→ **Requirement**: Copy nothing but the lines running from the one containing "Enumerate this screenshot's" through the end of the listing below. Drop the pictures.

━━━

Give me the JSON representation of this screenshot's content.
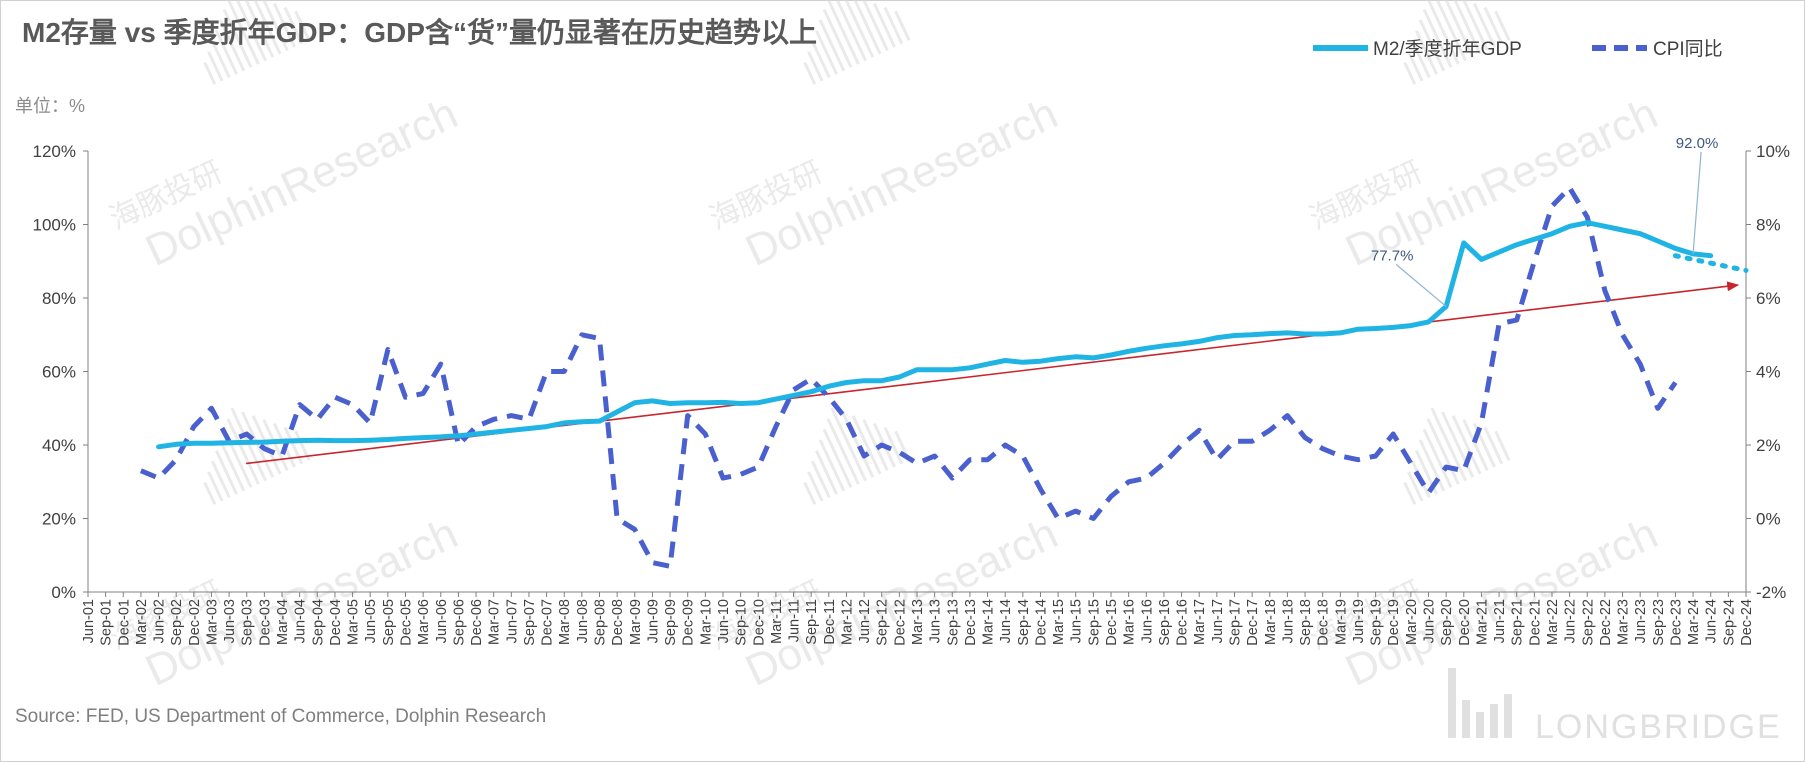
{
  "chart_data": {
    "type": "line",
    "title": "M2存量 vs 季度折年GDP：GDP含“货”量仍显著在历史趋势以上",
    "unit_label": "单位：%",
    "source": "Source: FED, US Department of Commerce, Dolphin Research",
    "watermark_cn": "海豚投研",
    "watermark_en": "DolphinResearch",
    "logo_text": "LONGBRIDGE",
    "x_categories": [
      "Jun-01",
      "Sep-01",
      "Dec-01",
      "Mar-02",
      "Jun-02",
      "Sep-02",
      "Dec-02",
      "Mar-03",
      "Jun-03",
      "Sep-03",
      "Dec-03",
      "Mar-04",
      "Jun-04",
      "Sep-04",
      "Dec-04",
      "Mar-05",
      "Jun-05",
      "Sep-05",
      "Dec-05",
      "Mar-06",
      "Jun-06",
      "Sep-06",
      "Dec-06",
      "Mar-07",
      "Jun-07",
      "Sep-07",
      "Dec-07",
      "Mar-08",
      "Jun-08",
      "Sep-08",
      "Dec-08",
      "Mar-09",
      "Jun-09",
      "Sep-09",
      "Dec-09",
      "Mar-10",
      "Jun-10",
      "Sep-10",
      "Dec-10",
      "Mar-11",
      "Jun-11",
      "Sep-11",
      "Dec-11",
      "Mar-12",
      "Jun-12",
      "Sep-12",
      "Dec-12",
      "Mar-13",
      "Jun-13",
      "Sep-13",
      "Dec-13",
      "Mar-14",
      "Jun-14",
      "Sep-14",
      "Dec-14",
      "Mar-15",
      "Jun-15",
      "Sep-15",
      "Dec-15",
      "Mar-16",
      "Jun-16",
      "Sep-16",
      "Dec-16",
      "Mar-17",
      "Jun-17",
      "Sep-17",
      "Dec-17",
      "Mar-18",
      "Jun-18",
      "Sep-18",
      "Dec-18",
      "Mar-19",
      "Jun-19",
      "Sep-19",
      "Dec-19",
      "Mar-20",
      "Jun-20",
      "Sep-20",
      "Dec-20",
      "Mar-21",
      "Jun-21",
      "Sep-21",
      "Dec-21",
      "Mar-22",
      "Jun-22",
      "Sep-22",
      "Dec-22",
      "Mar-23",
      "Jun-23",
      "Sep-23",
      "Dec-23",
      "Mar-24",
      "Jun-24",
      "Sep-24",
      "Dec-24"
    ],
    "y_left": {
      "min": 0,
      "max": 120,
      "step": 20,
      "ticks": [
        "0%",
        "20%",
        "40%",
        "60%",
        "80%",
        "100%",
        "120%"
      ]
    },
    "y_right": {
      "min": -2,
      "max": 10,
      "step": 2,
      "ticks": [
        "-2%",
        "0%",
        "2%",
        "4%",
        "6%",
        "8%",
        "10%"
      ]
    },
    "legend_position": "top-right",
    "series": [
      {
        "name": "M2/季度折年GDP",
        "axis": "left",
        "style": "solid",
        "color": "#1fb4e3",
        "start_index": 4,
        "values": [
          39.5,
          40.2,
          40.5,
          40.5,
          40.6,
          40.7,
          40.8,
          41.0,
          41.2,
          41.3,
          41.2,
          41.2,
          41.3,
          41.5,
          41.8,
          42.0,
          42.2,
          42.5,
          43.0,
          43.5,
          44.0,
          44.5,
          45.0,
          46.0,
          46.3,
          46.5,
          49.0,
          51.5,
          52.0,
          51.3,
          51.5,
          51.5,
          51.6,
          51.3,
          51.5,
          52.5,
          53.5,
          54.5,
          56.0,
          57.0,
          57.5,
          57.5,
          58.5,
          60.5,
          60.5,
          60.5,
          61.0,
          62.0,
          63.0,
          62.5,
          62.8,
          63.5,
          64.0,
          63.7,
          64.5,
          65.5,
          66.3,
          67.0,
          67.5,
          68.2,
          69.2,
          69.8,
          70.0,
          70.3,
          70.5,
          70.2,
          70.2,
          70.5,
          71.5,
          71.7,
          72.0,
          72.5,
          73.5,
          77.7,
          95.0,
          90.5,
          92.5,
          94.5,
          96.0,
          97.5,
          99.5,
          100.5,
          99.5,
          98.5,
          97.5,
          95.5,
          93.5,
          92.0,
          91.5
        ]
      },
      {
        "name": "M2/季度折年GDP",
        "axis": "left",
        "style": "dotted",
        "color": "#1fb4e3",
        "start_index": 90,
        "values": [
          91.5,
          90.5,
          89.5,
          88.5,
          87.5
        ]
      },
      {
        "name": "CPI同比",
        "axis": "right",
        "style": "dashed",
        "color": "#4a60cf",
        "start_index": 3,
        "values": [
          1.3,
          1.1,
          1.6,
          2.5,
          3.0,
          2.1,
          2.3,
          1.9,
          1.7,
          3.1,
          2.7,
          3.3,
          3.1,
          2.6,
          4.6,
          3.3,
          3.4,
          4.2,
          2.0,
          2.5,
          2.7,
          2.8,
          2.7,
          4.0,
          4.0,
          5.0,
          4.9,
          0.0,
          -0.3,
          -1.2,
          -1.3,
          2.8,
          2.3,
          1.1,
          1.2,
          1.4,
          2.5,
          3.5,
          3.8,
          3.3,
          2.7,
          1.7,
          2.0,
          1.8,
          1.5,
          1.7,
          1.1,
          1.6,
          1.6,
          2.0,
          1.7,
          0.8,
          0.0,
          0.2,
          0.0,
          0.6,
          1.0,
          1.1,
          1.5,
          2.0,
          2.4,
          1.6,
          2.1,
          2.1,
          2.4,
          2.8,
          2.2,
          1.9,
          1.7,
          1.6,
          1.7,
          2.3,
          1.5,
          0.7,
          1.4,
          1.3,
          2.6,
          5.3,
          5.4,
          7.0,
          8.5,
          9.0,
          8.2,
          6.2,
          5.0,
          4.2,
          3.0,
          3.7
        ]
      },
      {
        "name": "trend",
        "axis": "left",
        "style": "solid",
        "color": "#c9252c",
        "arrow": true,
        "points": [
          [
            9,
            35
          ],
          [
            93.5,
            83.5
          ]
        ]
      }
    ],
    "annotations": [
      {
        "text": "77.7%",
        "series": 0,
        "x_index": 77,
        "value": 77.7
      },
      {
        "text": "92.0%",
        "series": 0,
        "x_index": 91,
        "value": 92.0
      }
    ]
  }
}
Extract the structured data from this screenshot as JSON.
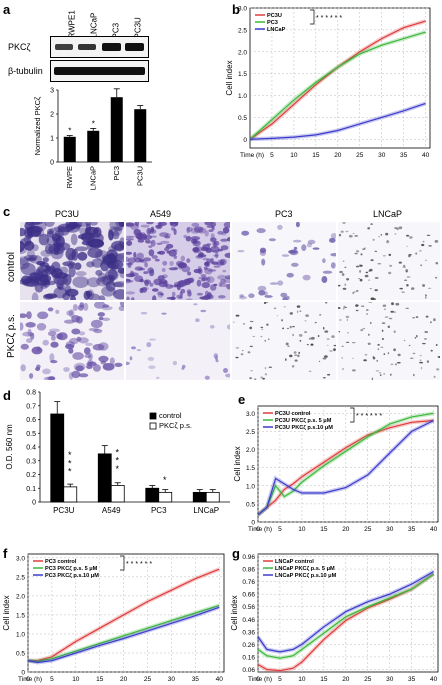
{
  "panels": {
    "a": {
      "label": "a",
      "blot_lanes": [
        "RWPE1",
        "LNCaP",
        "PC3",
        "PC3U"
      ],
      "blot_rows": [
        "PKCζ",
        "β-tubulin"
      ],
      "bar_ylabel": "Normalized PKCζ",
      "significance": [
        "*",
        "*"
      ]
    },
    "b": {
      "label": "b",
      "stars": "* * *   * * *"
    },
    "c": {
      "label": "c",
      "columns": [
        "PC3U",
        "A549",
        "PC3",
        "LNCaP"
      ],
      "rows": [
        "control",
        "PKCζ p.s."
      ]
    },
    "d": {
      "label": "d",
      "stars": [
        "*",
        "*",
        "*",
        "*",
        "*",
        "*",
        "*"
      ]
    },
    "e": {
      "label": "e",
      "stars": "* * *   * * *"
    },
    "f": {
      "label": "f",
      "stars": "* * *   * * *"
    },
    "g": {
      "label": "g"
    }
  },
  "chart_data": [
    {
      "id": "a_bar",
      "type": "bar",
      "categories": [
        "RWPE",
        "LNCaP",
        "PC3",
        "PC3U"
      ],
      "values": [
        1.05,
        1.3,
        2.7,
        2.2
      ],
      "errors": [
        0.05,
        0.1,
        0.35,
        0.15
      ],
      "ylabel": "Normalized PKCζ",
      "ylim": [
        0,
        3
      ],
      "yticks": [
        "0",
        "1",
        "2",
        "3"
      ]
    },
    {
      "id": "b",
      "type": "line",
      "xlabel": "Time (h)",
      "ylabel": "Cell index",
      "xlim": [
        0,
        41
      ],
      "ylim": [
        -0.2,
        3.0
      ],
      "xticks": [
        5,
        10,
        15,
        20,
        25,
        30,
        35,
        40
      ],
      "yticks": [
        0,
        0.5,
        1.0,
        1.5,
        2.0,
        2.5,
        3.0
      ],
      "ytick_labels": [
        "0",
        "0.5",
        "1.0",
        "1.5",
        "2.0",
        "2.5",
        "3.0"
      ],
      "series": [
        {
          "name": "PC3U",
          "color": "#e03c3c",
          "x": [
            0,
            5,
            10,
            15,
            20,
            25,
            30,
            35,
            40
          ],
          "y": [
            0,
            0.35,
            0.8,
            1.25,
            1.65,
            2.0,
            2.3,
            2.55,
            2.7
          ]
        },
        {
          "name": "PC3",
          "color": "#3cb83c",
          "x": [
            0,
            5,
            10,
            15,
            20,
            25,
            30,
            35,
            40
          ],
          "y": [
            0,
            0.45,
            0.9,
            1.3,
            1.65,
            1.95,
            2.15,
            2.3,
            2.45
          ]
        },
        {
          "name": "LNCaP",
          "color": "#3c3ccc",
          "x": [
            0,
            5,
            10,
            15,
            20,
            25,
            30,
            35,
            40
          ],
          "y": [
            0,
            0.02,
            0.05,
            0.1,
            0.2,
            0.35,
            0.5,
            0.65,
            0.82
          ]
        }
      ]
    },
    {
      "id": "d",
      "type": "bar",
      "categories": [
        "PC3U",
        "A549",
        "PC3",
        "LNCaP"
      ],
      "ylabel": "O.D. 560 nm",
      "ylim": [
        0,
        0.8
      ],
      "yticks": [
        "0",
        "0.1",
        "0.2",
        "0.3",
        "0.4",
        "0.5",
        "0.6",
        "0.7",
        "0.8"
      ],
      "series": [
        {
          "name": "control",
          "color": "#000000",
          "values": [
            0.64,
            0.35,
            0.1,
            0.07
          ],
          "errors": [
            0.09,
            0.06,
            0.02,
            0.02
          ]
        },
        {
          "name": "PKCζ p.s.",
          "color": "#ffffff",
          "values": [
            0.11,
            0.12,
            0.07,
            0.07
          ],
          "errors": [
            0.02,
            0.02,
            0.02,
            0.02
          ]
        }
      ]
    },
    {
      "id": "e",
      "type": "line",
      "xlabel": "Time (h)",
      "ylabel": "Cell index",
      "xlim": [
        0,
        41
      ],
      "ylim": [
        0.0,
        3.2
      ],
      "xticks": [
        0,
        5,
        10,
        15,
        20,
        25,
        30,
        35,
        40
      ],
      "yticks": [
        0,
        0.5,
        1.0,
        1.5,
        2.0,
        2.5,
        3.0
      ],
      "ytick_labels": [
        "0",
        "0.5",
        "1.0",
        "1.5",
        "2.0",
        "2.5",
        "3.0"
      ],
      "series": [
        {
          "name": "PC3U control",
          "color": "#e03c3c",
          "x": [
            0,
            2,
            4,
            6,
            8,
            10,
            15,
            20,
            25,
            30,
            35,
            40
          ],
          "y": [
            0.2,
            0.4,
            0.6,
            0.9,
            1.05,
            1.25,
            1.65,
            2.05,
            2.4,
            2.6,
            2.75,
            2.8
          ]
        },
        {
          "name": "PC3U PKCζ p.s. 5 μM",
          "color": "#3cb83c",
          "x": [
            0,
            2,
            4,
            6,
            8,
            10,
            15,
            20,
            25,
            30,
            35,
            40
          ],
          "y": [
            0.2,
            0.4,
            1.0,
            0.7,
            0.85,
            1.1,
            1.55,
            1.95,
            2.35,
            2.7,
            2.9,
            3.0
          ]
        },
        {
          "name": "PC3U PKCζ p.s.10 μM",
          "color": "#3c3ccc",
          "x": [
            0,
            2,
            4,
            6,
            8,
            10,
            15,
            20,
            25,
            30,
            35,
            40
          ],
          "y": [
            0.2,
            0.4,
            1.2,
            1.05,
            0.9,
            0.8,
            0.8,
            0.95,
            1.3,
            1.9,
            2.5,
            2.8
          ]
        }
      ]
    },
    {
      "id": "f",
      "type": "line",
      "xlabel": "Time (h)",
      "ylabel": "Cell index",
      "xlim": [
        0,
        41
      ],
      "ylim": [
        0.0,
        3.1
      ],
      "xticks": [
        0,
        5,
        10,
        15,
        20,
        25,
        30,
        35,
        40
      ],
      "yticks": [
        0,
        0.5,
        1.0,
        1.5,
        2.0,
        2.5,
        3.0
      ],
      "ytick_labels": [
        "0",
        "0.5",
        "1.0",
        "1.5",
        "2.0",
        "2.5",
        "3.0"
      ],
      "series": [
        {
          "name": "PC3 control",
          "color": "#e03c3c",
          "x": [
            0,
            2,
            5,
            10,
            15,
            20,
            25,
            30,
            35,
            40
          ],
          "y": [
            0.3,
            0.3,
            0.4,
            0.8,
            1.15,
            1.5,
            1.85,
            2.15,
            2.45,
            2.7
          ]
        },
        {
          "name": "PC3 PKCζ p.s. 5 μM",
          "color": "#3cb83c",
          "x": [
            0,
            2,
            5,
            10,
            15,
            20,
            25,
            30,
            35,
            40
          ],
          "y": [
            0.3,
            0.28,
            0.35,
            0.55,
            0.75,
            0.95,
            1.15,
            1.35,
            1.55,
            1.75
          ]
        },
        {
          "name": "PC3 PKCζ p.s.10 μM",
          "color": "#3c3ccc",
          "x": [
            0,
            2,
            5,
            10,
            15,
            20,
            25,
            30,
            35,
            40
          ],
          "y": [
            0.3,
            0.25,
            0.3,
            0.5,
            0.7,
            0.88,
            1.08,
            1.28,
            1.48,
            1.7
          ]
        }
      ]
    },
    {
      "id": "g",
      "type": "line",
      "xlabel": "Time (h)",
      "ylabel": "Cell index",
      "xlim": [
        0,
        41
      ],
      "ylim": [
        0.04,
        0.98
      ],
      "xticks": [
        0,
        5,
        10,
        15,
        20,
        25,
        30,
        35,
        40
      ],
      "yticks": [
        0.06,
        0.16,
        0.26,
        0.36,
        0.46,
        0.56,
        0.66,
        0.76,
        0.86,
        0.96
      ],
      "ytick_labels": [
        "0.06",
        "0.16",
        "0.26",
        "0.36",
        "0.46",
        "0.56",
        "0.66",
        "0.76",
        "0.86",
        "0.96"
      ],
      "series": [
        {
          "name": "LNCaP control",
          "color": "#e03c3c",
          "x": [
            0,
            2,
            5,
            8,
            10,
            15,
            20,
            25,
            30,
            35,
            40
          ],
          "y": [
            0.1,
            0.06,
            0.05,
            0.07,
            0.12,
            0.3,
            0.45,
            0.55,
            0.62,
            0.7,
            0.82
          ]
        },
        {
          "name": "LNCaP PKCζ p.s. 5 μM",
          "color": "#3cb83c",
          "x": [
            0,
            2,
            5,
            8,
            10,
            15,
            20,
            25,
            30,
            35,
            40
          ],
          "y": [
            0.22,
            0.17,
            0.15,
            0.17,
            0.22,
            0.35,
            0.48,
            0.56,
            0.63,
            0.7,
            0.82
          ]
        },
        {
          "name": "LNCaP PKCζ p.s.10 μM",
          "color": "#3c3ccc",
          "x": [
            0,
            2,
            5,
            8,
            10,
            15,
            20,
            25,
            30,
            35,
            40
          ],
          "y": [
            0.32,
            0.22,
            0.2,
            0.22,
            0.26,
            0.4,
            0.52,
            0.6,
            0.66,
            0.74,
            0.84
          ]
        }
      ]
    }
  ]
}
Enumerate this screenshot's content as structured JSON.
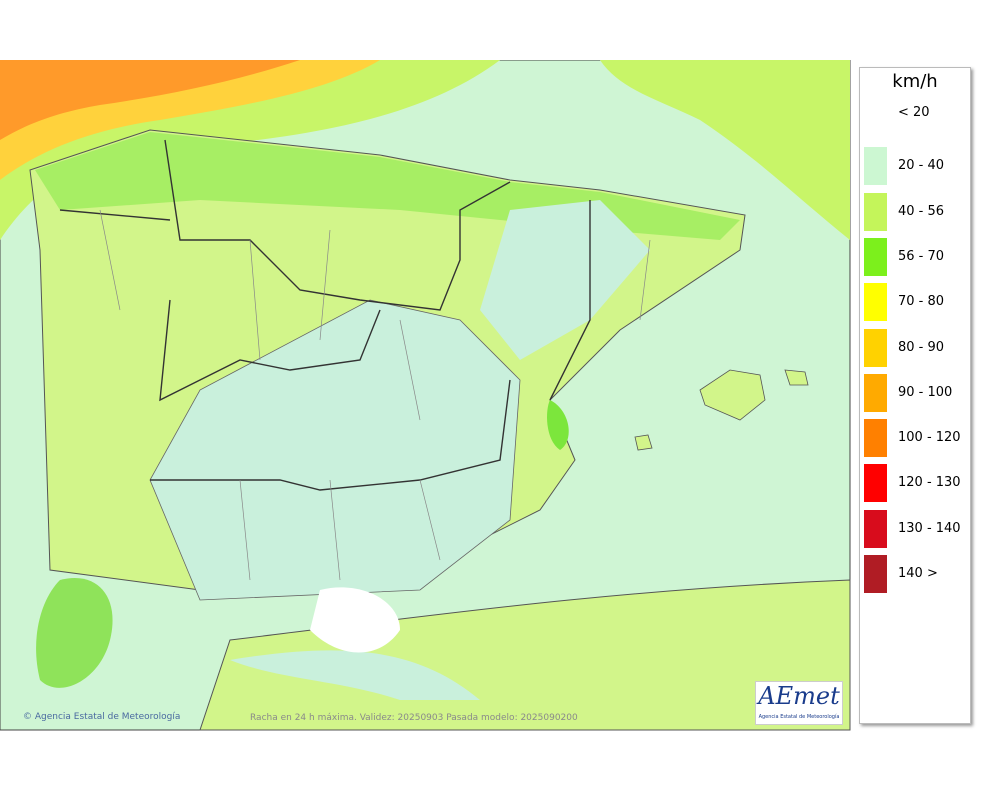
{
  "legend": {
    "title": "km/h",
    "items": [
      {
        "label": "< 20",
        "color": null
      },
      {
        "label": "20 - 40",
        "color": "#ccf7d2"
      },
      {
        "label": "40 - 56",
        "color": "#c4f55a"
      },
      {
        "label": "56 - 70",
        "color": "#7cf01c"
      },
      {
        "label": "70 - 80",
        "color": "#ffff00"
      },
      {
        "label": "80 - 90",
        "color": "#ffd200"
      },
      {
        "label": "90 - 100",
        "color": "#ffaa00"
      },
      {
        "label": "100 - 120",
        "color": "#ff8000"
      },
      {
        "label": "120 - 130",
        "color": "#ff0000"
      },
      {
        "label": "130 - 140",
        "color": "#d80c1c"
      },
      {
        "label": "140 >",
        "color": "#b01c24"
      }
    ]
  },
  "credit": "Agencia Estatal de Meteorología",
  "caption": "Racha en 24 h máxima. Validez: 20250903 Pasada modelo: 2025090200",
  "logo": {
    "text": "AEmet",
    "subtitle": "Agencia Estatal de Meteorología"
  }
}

━━━

→ **Exercise answer**:
Enumerate this screenshot's content as structured JSON.
{
  "legend": {
    "title": "km/h",
    "items": [
      {
        "label": "< 20",
        "color": null
      },
      {
        "label": "20 - 40",
        "color": "#ccf7d2"
      },
      {
        "label": "40 - 56",
        "color": "#c4f55a"
      },
      {
        "label": "56 - 70",
        "color": "#7cf01c"
      },
      {
        "label": "70 - 80",
        "color": "#ffff00"
      },
      {
        "label": "80 - 90",
        "color": "#ffd200"
      },
      {
        "label": "90 - 100",
        "color": "#ffaa00"
      },
      {
        "label": "100 - 120",
        "color": "#ff8000"
      },
      {
        "label": "120 - 130",
        "color": "#ff0000"
      },
      {
        "label": "130 - 140",
        "color": "#d80c1c"
      },
      {
        "label": "140 >",
        "color": "#b01c24"
      }
    ]
  },
  "credit": "Agencia Estatal de Meteorología",
  "caption": "Racha en 24 h máxima. Validez: 20250903 Pasada modelo: 2025090200",
  "logo": {
    "text": "AEmet",
    "subtitle": "Agencia Estatal de Meteorología"
  }
}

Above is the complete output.